SET PROBLEM
Return each line of every entry below unchanged, character for character.

DATA LINES
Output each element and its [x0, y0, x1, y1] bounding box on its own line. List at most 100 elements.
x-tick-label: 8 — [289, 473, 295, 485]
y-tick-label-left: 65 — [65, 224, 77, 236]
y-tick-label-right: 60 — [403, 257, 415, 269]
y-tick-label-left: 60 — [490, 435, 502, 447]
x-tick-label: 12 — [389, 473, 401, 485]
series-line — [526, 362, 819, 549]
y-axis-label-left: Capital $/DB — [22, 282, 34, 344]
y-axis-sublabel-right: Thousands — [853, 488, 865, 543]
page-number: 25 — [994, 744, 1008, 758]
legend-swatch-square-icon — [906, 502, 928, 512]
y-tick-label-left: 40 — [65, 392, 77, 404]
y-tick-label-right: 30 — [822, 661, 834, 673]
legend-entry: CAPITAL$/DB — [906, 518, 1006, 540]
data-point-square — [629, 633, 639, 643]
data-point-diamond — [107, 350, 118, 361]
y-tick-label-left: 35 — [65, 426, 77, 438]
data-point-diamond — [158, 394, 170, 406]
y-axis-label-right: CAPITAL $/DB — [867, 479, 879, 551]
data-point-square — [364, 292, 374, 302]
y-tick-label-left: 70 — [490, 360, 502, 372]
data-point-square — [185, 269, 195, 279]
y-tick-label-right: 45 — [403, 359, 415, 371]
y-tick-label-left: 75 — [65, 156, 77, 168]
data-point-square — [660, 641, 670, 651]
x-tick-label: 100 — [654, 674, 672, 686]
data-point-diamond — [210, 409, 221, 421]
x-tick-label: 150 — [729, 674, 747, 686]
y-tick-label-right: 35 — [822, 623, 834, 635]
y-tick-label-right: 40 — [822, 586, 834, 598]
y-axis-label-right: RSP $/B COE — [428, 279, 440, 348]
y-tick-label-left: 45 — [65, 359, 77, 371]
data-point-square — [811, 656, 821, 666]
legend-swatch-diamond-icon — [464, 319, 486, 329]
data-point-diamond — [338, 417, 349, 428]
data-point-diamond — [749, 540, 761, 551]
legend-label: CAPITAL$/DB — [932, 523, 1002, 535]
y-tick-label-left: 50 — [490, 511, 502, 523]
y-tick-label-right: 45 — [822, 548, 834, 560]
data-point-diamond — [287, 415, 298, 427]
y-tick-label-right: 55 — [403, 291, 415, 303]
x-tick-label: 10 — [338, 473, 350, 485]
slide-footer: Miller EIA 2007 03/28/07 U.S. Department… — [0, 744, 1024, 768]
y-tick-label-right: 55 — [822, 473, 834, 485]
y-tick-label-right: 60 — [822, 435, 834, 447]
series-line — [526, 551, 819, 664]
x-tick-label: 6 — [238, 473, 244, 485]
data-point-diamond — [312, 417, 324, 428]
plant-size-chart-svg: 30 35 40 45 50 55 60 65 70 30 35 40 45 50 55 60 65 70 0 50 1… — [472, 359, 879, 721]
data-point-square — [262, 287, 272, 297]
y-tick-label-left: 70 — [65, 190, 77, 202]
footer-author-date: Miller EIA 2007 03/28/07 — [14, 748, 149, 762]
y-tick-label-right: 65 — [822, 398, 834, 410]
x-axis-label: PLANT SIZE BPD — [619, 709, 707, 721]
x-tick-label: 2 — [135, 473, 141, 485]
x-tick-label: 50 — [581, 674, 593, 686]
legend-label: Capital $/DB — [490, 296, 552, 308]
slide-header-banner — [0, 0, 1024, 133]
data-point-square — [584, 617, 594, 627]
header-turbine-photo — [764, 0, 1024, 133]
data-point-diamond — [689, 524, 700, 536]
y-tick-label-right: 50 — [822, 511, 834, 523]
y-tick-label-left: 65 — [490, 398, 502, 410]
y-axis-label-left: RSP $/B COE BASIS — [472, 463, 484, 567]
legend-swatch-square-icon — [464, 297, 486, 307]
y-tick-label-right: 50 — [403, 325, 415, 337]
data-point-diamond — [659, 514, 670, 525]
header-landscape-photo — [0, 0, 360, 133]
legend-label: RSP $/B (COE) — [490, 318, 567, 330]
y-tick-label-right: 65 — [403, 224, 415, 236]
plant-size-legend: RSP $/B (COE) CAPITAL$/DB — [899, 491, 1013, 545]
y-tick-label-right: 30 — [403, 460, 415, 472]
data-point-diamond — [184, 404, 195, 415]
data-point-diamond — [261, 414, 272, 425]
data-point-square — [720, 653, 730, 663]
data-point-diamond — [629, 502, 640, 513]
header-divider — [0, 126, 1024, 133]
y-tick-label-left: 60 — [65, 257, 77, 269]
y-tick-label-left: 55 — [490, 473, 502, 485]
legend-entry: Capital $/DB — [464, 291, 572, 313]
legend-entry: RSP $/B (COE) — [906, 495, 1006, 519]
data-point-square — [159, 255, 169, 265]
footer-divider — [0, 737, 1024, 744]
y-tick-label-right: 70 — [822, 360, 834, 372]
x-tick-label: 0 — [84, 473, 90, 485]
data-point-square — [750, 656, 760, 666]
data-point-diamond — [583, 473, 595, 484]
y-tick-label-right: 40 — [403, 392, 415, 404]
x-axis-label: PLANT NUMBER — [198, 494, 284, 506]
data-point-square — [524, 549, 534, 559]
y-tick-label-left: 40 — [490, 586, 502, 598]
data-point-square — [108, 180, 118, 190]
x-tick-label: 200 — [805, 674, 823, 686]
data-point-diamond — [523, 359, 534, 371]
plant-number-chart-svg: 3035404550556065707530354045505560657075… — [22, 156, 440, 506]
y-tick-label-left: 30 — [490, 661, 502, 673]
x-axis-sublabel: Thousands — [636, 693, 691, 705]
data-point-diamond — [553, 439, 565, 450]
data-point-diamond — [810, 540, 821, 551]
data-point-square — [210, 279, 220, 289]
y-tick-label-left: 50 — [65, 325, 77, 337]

TASK ANSWER
Output each element and its [x0, y0, x1, y1] bounding box on its own line. List at most 100 elements.
x-tick-label: 8 — [289, 473, 295, 485]
y-tick-label-left: 65 — [65, 224, 77, 236]
y-tick-label-right: 60 — [403, 257, 415, 269]
y-tick-label-left: 60 — [490, 435, 502, 447]
x-tick-label: 12 — [389, 473, 401, 485]
series-line — [526, 362, 819, 549]
y-axis-label-left: Capital $/DB — [22, 282, 34, 344]
y-axis-sublabel-right: Thousands — [853, 488, 865, 543]
page-number: 25 — [994, 744, 1008, 758]
legend-swatch-square-icon — [906, 502, 928, 512]
y-tick-label-left: 40 — [65, 392, 77, 404]
y-tick-label-right: 30 — [822, 661, 834, 673]
legend-entry: CAPITAL$/DB — [906, 518, 1006, 540]
data-point-square — [629, 633, 639, 643]
data-point-diamond — [107, 350, 118, 361]
y-tick-label-left: 35 — [65, 426, 77, 438]
data-point-diamond — [158, 394, 170, 406]
y-axis-label-right: CAPITAL $/DB — [867, 479, 879, 551]
data-point-square — [364, 292, 374, 302]
y-tick-label-left: 70 — [490, 360, 502, 372]
data-point-square — [185, 269, 195, 279]
y-tick-label-right: 45 — [403, 359, 415, 371]
y-tick-label-left: 75 — [65, 156, 77, 168]
data-point-square — [660, 641, 670, 651]
x-tick-label: 100 — [654, 674, 672, 686]
data-point-diamond — [210, 409, 221, 421]
x-tick-label: 150 — [729, 674, 747, 686]
y-tick-label-right: 35 — [822, 623, 834, 635]
y-tick-label-right: 40 — [822, 586, 834, 598]
y-axis-label-right: RSP $/B COE — [428, 279, 440, 348]
y-tick-label-left: 45 — [65, 359, 77, 371]
data-point-square — [811, 656, 821, 666]
legend-swatch-diamond-icon — [464, 319, 486, 329]
data-point-diamond — [338, 417, 349, 428]
data-point-diamond — [749, 540, 761, 551]
legend-label: CAPITAL$/DB — [932, 523, 1002, 535]
y-tick-label-left: 50 — [490, 511, 502, 523]
y-tick-label-right: 45 — [822, 548, 834, 560]
data-point-diamond — [287, 415, 298, 427]
y-tick-label-right: 55 — [403, 291, 415, 303]
x-tick-label: 10 — [338, 473, 350, 485]
slide-footer: Miller EIA 2007 03/28/07 U.S. Department… — [0, 744, 1024, 768]
y-tick-label-right: 55 — [822, 473, 834, 485]
y-tick-label-right: 60 — [822, 435, 834, 447]
series-line — [526, 551, 819, 664]
x-tick-label: 6 — [238, 473, 244, 485]
data-point-diamond — [312, 417, 324, 428]
plant-size-chart-svg: 30 35 40 45 50 55 60 65 70 30 35 40 45 50 55 60 65 70 0 50 1… — [472, 359, 879, 721]
data-point-square — [262, 287, 272, 297]
y-tick-label-left: 70 — [65, 190, 77, 202]
footer-author-date: Miller EIA 2007 03/28/07 — [14, 748, 149, 762]
y-tick-label-right: 65 — [822, 398, 834, 410]
x-axis-label: PLANT SIZE BPD — [619, 709, 707, 721]
x-tick-label: 2 — [135, 473, 141, 485]
x-tick-label: 50 — [581, 674, 593, 686]
legend-label: Capital $/DB — [490, 296, 552, 308]
slide-header-banner — [0, 0, 1024, 133]
data-point-square — [584, 617, 594, 627]
header-turbine-photo — [764, 0, 1024, 133]
data-point-diamond — [689, 524, 700, 536]
y-tick-label-right: 50 — [822, 511, 834, 523]
y-tick-label-left: 65 — [490, 398, 502, 410]
y-axis-label-left: RSP $/B COE BASIS — [472, 463, 484, 567]
legend-swatch-square-icon — [464, 297, 486, 307]
y-tick-label-right: 50 — [403, 325, 415, 337]
data-point-diamond — [659, 514, 670, 525]
header-landscape-photo — [0, 0, 360, 133]
legend-label: RSP $/B (COE) — [490, 318, 567, 330]
y-tick-label-right: 65 — [403, 224, 415, 236]
plant-size-legend: RSP $/B (COE) CAPITAL$/DB — [899, 491, 1013, 545]
y-tick-label-right: 30 — [403, 460, 415, 472]
data-point-diamond — [184, 404, 195, 415]
data-point-diamond — [261, 414, 272, 425]
data-point-square — [720, 653, 730, 663]
data-point-diamond — [629, 502, 640, 513]
header-divider — [0, 126, 1024, 133]
y-tick-label-left: 60 — [65, 257, 77, 269]
y-tick-label-left: 55 — [490, 473, 502, 485]
legend-entry: Capital $/DB — [464, 291, 572, 313]
legend-entry: RSP $/B (COE) — [906, 495, 1006, 519]
data-point-square — [159, 255, 169, 265]
footer-divider — [0, 737, 1024, 744]
y-tick-label-right: 70 — [822, 360, 834, 372]
x-tick-label: 0 — [84, 473, 90, 485]
data-point-square — [750, 656, 760, 666]
data-point-diamond — [583, 473, 595, 484]
y-tick-label-right: 40 — [403, 392, 415, 404]
x-axis-label: PLANT NUMBER — [198, 494, 284, 506]
data-point-square — [524, 549, 534, 559]
y-tick-label-left: 40 — [490, 586, 502, 598]
data-point-square — [108, 180, 118, 190]
x-tick-label: 200 — [805, 674, 823, 686]
data-point-diamond — [523, 359, 534, 371]
plant-number-chart-svg: 3035404550556065707530354045505560657075… — [22, 156, 440, 506]
y-tick-label-left: 30 — [490, 661, 502, 673]
x-axis-sublabel: Thousands — [636, 693, 691, 705]
data-point-diamond — [553, 439, 565, 450]
data-point-diamond — [810, 540, 821, 551]
data-point-square — [210, 279, 220, 289]
y-tick-label-left: 50 — [65, 325, 77, 337]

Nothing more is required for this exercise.